• Stated task:
Output the full material exactly as it appears here.

(Extracted data entries)
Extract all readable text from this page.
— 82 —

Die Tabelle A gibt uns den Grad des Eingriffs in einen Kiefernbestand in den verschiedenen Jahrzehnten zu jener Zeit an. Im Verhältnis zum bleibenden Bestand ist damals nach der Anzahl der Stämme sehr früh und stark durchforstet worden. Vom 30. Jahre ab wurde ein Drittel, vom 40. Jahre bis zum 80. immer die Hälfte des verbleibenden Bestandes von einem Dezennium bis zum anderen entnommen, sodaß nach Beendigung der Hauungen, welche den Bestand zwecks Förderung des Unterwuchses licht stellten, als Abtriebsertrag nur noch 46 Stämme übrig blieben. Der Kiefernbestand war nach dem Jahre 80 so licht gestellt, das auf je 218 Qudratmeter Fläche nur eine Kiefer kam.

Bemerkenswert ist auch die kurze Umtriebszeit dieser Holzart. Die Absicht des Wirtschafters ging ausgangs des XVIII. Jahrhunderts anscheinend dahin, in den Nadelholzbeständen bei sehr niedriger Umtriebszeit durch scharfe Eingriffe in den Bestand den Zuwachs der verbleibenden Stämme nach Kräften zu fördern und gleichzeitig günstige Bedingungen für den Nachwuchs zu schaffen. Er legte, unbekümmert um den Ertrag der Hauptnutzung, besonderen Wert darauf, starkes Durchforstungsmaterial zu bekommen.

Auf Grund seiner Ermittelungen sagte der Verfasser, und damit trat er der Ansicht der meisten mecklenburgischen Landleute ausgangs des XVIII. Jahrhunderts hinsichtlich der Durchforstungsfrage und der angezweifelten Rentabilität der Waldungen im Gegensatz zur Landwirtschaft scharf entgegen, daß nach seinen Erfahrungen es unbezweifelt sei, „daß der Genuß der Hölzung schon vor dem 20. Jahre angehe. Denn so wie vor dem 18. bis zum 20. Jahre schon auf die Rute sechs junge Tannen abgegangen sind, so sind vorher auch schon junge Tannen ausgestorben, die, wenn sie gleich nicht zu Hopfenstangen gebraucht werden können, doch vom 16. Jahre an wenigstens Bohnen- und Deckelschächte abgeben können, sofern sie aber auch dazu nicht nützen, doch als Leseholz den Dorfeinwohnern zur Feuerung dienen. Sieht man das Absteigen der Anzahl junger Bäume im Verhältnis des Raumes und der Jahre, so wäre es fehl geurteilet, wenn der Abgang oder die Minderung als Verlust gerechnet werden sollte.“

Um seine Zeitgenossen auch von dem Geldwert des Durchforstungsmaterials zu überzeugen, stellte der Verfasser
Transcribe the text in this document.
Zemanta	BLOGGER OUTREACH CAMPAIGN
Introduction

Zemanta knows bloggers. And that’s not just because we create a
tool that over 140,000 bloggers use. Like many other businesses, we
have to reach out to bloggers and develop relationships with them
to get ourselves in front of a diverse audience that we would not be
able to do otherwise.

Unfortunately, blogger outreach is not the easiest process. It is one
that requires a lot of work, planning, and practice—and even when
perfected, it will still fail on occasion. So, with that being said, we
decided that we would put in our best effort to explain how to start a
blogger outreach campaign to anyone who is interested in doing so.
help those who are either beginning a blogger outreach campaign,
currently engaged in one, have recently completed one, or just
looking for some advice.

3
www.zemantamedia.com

• The output:
Extract all readable text from this page.
— 82 —

Die Tabelle A gibt uns den Grad des Eingriffs in einen Kiefernbestand in den verschiedenen Jahrzehnten zu jener Zeit an. Im Verhältnis zum bleibenden Bestand ist damals nach der Anzahl der Stämme sehr früh und stark durchforstet worden. Vom 30. Jahre ab wurde ein Drittel, vom 40. Jahre bis zum 80. immer die Hälfte des verbleibenden Bestandes von einem Dezennium bis zum anderen entnommen, sodaß nach Beendigung der Hauungen, welche den Bestand zwecks Förderung des Unterwuchses licht stellten, als Abtriebsertrag nur noch 46 Stämme übrig blieben. Der Kiefernbestand war nach dem Jahre 80 so licht gestellt, das auf je 218 Qudratmeter Fläche nur eine Kiefer kam.

Bemerkenswert ist auch die kurze Umtriebszeit dieser Holzart. Die Absicht des Wirtschafters ging ausgangs des XVIII. Jahrhunderts anscheinend dahin, in den Nadelholzbeständen bei sehr niedriger Umtriebszeit durch scharfe Eingriffe in den Bestand den Zuwachs der verbleibenden Stämme nach Kräften zu fördern und gleichzeitig günstige Bedingungen für den Nachwuchs zu schaffen. Er legte, unbekümmert um den Ertrag der Hauptnutzung, besonderen Wert darauf, starkes Durchforstungsmaterial zu bekommen.

Auf Grund seiner Ermittelungen sagte der Verfasser, und damit trat er der Ansicht der meisten mecklenburgischen Landleute ausgangs des XVIII. Jahrhunderts hinsichtlich der Durchforstungsfrage und der angezweifelten Rentabilität der Waldungen im Gegensatz zur Landwirtschaft scharf entgegen, daß nach seinen Erfahrungen es unbezweifelt sei, „daß der Genuß der Hölzung schon vor dem 20. Jahre angehe. Denn so wie vor dem 18. bis zum 20. Jahre schon auf die Rute sechs junge Tannen abgegangen sind, so sind vorher auch schon junge Tannen ausgestorben, die, wenn sie gleich nicht zu Hopfenstangen gebraucht werden können, doch vom 16. Jahre an wenigstens Bohnen- und Deckelschächte abgeben können, sofern sie aber auch dazu nicht nützen, doch als Leseholz den Dorfeinwohnern zur Feuerung dienen. Sieht man das Absteigen der Anzahl junger Bäume im Verhältnis des Raumes und der Jahre, so wäre es fehl geurteilet, wenn der Abgang oder die Minderung als Verlust gerechnet werden sollte.“

Um seine Zeitgenossen auch von dem Geldwert des Durchforstungsmaterials zu überzeugen, stellte der Verfasser
Transcribe the text in this document.
Zemanta	BLOGGER OUTREACH CAMPAIGN
Introduction

Zemanta knows bloggers. And that’s not just because we create a
tool that over 140,000 bloggers use. Like many other businesses, we
have to reach out to bloggers and develop relationships with them
to get ourselves in front of a diverse audience that we would not be
able to do otherwise.

Unfortunately, blogger outreach is not the easiest process. It is one
that requires a lot of work, planning, and practice—and even when
perfected, it will still fail on occasion. So, with that being said, we
decided that we would put in our best effort to explain how to start a
blogger outreach campaign to anyone who is interested in doing so.
help those who are either beginning a blogger outreach campaign,
currently engaged in one, have recently completed one, or just
looking for some advice.

3
www.zemantamedia.com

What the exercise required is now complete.